▶ [WHAT IS BEING ASKED]:
Reproduce all of the data word for word.

▶ [RECORDS]:
· · ·
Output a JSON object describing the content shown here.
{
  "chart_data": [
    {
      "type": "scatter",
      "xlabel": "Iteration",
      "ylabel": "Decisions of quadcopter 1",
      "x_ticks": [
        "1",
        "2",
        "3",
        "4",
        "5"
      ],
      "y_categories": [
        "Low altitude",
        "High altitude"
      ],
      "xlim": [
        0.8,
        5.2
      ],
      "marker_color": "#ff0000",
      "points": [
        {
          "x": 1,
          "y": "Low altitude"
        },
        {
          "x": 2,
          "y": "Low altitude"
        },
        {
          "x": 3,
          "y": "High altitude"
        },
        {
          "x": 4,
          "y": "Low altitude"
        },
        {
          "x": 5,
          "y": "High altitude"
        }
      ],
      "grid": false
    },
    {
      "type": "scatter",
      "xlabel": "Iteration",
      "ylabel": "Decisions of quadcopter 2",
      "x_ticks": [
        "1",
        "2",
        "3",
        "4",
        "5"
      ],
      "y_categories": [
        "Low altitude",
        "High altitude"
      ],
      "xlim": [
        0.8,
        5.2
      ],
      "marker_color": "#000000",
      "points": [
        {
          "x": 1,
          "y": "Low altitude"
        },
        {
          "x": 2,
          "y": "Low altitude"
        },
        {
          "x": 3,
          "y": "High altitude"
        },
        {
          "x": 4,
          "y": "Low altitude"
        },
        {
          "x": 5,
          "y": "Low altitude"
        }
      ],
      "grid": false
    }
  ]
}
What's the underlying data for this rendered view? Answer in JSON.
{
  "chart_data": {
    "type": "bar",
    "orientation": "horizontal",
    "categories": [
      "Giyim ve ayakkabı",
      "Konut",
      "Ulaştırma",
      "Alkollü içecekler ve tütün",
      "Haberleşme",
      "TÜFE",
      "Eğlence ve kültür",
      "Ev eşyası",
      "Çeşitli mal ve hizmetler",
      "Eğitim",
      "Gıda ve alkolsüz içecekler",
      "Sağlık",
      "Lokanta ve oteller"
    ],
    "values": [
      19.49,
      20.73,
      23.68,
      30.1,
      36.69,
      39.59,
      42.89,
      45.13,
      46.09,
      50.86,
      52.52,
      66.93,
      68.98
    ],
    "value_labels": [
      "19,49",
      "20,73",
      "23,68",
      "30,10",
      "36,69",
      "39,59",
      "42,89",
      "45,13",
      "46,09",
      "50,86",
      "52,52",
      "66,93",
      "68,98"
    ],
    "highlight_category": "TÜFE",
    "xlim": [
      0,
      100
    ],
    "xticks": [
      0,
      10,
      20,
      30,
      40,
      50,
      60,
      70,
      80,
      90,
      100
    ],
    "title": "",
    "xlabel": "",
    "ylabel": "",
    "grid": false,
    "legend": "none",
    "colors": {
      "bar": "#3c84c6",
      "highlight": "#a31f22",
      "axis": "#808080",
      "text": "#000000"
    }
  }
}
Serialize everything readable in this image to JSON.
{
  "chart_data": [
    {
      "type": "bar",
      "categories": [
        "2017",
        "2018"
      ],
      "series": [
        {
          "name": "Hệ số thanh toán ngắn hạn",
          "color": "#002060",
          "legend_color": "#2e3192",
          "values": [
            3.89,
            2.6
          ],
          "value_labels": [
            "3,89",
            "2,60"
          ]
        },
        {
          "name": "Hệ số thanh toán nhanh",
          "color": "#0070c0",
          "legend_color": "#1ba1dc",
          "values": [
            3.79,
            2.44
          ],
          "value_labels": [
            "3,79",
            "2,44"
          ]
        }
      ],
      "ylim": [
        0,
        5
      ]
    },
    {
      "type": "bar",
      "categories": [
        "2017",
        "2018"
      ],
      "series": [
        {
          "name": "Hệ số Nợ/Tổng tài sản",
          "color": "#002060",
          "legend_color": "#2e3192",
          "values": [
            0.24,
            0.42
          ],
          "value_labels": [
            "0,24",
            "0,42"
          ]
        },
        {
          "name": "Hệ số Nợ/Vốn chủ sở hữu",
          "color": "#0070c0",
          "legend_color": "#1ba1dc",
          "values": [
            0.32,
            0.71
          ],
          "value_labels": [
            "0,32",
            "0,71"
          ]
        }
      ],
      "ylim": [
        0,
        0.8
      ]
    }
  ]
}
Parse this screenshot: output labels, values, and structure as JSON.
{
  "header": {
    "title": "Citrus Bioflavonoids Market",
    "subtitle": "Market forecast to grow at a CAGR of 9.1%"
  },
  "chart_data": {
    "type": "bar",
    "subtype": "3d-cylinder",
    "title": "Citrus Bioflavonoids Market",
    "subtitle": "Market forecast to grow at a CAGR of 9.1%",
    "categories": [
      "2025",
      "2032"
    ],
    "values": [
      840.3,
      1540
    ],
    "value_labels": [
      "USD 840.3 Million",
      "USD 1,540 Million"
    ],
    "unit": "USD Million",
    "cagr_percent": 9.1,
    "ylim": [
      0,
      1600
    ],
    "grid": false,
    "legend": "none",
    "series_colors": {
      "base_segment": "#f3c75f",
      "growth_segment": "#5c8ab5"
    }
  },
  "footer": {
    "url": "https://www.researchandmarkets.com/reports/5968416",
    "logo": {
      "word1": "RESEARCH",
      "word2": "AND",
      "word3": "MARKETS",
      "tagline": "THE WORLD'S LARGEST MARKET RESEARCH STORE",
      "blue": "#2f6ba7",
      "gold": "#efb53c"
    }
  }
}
· · ·
▶ [OUTPUT FOR THIS EXERCISE]:
Output a JSON object describing the content shown here.
{
  "chart_data": [
    {
      "type": "scatter",
      "xlabel": "Iteration",
      "ylabel": "Decisions of quadcopter 1",
      "x_ticks": [
        "1",
        "2",
        "3",
        "4",
        "5"
      ],
      "y_categories": [
        "Low altitude",
        "High altitude"
      ],
      "xlim": [
        0.8,
        5.2
      ],
      "marker_color": "#ff0000",
      "points": [
        {
          "x": 1,
          "y": "Low altitude"
        },
        {
          "x": 2,
          "y": "Low altitude"
        },
        {
          "x": 3,
          "y": "High altitude"
        },
        {
          "x": 4,
          "y": "Low altitude"
        },
        {
          "x": 5,
          "y": "High altitude"
        }
      ],
      "grid": false
    },
    {
      "type": "scatter",
      "xlabel": "Iteration",
      "ylabel": "Decisions of quadcopter 2",
      "x_ticks": [
        "1",
        "2",
        "3",
        "4",
        "5"
      ],
      "y_categories": [
        "Low altitude",
        "High altitude"
      ],
      "xlim": [
        0.8,
        5.2
      ],
      "marker_color": "#000000",
      "points": [
        {
          "x": 1,
          "y": "Low altitude"
        },
        {
          "x": 2,
          "y": "Low altitude"
        },
        {
          "x": 3,
          "y": "High altitude"
        },
        {
          "x": 4,
          "y": "Low altitude"
        },
        {
          "x": 5,
          "y": "Low altitude"
        }
      ],
      "grid": false
    }
  ]
}
What's the underlying data for this rendered view? Answer in JSON.
{
  "chart_data": {
    "type": "bar",
    "orientation": "horizontal",
    "categories": [
      "Giyim ve ayakkabı",
      "Konut",
      "Ulaştırma",
      "Alkollü içecekler ve tütün",
      "Haberleşme",
      "TÜFE",
      "Eğlence ve kültür",
      "Ev eşyası",
      "Çeşitli mal ve hizmetler",
      "Eğitim",
      "Gıda ve alkolsüz içecekler",
      "Sağlık",
      "Lokanta ve oteller"
    ],
    "values": [
      19.49,
      20.73,
      23.68,
      30.1,
      36.69,
      39.59,
      42.89,
      45.13,
      46.09,
      50.86,
      52.52,
      66.93,
      68.98
    ],
    "value_labels": [
      "19,49",
      "20,73",
      "23,68",
      "30,10",
      "36,69",
      "39,59",
      "42,89",
      "45,13",
      "46,09",
      "50,86",
      "52,52",
      "66,93",
      "68,98"
    ],
    "highlight_category": "TÜFE",
    "xlim": [
      0,
      100
    ],
    "xticks": [
      0,
      10,
      20,
      30,
      40,
      50,
      60,
      70,
      80,
      90,
      100
    ],
    "title": "",
    "xlabel": "",
    "ylabel": "",
    "grid": false,
    "legend": "none",
    "colors": {
      "bar": "#3c84c6",
      "highlight": "#a31f22",
      "axis": "#808080",
      "text": "#000000"
    }
  }
}
Serialize everything readable in this image to JSON.
{
  "chart_data": [
    {
      "type": "bar",
      "categories": [
        "2017",
        "2018"
      ],
      "series": [
        {
          "name": "Hệ số thanh toán ngắn hạn",
          "color": "#002060",
          "legend_color": "#2e3192",
          "values": [
            3.89,
            2.6
          ],
          "value_labels": [
            "3,89",
            "2,60"
          ]
        },
        {
          "name": "Hệ số thanh toán nhanh",
          "color": "#0070c0",
          "legend_color": "#1ba1dc",
          "values": [
            3.79,
            2.44
          ],
          "value_labels": [
            "3,79",
            "2,44"
          ]
        }
      ],
      "ylim": [
        0,
        5
      ]
    },
    {
      "type": "bar",
      "categories": [
        "2017",
        "2018"
      ],
      "series": [
        {
          "name": "Hệ số Nợ/Tổng tài sản",
          "color": "#002060",
          "legend_color": "#2e3192",
          "values": [
            0.24,
            0.42
          ],
          "value_labels": [
            "0,24",
            "0,42"
          ]
        },
        {
          "name": "Hệ số Nợ/Vốn chủ sở hữu",
          "color": "#0070c0",
          "legend_color": "#1ba1dc",
          "values": [
            0.32,
            0.71
          ],
          "value_labels": [
            "0,32",
            "0,71"
          ]
        }
      ],
      "ylim": [
        0,
        0.8
      ]
    }
  ]
}
Parse this screenshot: output labels, values, and structure as JSON.
{
  "header": {
    "title": "Citrus Bioflavonoids Market",
    "subtitle": "Market forecast to grow at a CAGR of 9.1%"
  },
  "chart_data": {
    "type": "bar",
    "subtype": "3d-cylinder",
    "title": "Citrus Bioflavonoids Market",
    "subtitle": "Market forecast to grow at a CAGR of 9.1%",
    "categories": [
      "2025",
      "2032"
    ],
    "values": [
      840.3,
      1540
    ],
    "value_labels": [
      "USD 840.3 Million",
      "USD 1,540 Million"
    ],
    "unit": "USD Million",
    "cagr_percent": 9.1,
    "ylim": [
      0,
      1600
    ],
    "grid": false,
    "legend": "none",
    "series_colors": {
      "base_segment": "#f3c75f",
      "growth_segment": "#5c8ab5"
    }
  },
  "footer": {
    "url": "https://www.researchandmarkets.com/reports/5968416",
    "logo": {
      "word1": "RESEARCH",
      "word2": "AND",
      "word3": "MARKETS",
      "tagline": "THE WORLD'S LARGEST MARKET RESEARCH STORE",
      "blue": "#2f6ba7",
      "gold": "#efb53c"
    }
  }
}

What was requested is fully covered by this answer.